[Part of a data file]

((

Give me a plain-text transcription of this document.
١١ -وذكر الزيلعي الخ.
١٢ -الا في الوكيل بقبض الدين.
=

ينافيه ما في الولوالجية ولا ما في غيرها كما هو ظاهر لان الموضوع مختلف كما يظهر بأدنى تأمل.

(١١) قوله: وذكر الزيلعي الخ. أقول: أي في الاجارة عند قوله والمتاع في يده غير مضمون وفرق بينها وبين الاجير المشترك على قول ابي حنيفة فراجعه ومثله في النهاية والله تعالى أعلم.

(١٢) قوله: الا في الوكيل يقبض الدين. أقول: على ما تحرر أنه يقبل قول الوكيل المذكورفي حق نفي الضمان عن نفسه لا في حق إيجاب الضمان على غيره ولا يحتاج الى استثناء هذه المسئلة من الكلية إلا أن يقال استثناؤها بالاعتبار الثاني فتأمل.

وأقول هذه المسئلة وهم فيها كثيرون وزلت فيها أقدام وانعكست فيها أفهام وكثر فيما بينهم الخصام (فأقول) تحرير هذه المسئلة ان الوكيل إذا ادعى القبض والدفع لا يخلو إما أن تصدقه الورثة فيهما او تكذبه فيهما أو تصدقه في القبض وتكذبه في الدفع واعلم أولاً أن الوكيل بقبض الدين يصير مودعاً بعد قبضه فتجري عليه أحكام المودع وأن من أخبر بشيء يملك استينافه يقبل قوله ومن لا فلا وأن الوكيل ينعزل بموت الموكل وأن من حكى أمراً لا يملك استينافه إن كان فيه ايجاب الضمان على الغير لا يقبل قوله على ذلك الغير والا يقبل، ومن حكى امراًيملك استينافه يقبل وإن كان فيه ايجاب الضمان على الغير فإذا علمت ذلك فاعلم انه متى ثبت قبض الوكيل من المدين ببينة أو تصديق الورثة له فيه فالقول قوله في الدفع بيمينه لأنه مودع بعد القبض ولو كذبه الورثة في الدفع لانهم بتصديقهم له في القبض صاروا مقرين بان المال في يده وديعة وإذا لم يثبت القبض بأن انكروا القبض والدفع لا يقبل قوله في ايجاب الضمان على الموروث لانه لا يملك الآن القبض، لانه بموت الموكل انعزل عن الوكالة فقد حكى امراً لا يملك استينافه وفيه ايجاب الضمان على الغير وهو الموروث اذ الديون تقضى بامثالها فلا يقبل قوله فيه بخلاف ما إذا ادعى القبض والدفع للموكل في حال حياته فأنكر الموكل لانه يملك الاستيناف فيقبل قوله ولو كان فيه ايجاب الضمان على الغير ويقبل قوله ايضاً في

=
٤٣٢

))

The answer should be a single number: the count of lines in the data that include the string "الزيلعي".

## Task output
2